Required task
Collect all lines from the listing that include the string "kind".

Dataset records
━━━━━━
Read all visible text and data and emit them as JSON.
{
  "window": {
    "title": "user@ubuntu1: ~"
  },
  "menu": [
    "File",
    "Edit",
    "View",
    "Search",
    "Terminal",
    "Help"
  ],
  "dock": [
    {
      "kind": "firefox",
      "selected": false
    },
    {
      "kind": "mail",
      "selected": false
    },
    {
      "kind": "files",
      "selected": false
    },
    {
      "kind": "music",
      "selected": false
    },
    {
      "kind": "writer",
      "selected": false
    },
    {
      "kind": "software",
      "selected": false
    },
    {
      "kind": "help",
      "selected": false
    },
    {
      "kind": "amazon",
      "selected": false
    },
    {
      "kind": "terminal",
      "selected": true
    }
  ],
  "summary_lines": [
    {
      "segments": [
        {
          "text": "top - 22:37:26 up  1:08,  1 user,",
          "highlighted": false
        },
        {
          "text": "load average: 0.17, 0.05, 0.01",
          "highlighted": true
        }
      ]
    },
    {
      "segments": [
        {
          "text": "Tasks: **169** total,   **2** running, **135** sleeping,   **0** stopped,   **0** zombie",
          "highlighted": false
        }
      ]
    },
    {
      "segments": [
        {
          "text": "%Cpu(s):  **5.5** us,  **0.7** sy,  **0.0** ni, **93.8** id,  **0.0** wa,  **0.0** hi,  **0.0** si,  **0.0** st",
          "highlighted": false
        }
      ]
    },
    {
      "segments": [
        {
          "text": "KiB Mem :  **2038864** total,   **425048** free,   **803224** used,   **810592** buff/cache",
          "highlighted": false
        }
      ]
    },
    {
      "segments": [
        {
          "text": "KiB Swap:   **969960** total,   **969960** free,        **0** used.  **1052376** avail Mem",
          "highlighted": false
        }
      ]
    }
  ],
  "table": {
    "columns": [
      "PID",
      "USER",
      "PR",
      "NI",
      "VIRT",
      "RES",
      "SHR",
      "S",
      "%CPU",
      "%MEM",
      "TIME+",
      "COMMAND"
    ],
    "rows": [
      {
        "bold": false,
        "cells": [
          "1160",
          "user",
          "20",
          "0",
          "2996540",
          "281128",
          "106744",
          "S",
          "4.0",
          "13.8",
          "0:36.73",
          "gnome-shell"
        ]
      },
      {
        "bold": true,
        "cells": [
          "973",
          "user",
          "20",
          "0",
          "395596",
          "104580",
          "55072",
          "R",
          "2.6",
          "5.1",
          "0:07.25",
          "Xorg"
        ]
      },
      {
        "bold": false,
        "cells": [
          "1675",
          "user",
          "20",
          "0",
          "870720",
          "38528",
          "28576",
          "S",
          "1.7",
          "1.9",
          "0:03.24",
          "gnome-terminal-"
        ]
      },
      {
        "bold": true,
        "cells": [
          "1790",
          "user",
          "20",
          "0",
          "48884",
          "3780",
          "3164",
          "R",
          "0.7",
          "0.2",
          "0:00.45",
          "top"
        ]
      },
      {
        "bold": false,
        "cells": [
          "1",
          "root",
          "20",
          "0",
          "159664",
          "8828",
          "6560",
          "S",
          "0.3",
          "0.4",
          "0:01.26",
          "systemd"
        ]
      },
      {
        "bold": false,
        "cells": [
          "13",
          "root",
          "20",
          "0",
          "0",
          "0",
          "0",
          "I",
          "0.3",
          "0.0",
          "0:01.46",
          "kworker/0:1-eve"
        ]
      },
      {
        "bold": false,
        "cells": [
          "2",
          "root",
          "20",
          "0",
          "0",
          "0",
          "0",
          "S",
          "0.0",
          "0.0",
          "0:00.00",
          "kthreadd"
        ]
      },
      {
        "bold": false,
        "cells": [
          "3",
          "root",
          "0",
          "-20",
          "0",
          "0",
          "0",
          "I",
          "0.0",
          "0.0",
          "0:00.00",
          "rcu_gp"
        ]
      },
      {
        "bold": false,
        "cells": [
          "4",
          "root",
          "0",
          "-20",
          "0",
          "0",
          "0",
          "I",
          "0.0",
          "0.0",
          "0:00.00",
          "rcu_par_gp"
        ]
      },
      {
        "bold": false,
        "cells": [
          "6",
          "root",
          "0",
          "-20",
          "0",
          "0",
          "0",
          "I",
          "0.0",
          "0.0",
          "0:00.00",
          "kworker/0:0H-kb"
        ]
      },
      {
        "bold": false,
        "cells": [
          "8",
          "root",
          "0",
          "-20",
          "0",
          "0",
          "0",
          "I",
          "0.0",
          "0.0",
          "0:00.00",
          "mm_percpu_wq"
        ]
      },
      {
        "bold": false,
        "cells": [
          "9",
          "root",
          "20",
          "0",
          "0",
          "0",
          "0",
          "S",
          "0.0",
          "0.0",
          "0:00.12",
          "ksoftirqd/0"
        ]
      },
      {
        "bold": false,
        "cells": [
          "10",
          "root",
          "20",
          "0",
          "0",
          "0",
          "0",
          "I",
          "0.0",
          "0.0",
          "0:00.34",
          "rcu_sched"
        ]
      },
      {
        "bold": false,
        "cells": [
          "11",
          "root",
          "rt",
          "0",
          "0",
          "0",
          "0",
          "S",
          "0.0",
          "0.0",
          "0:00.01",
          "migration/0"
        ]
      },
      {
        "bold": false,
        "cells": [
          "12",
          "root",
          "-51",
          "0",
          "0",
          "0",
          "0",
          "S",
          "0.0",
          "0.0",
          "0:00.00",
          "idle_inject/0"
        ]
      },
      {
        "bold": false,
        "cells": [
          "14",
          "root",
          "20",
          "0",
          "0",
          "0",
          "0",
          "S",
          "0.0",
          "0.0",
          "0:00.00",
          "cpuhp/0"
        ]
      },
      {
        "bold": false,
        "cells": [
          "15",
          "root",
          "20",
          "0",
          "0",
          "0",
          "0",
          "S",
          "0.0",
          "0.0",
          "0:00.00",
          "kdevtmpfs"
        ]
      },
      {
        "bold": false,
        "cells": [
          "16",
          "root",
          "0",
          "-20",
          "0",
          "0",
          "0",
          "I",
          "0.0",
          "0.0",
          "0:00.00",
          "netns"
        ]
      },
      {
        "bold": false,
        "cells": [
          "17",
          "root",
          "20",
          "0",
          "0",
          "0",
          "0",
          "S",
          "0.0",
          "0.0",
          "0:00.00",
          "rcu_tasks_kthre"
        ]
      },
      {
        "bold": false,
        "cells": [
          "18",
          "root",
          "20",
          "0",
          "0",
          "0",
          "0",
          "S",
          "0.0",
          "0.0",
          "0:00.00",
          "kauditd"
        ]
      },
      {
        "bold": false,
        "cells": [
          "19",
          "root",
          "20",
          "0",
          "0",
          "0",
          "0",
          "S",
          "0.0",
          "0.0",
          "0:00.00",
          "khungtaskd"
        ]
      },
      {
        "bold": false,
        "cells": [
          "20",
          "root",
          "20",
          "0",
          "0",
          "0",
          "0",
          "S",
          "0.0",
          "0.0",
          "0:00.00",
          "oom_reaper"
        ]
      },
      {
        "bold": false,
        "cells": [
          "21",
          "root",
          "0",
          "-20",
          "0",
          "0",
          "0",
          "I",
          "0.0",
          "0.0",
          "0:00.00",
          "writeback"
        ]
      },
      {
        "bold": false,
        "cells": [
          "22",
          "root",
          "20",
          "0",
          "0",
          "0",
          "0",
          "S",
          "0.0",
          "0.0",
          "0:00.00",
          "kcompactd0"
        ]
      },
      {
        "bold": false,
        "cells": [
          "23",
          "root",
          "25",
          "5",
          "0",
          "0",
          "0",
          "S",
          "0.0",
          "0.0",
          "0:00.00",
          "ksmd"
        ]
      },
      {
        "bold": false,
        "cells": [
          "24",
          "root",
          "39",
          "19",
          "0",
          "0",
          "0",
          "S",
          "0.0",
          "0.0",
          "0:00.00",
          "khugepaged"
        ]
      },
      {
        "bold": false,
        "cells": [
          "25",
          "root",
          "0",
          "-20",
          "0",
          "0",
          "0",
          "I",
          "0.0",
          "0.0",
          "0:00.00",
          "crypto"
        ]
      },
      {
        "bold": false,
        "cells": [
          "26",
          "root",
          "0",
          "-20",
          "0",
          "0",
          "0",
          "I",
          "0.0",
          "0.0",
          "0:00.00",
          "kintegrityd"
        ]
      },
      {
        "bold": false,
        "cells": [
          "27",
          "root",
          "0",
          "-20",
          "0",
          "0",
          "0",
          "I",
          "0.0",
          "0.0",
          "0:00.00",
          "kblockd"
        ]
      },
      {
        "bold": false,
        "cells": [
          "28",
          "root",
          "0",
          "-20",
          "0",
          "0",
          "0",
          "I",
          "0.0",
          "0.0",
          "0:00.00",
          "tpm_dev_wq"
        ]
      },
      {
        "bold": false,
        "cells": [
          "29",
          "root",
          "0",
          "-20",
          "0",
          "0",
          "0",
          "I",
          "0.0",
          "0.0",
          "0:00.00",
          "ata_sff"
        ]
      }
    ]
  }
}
━━━━━━
The output
      "kind": "firefox",
      "kind": "mail",
      "kind": "files",
      "kind": "music",
      "kind": "writer",
      "kind": "software",
      "kind": "help",
      "kind": "amazon",
      "kind": "terminal",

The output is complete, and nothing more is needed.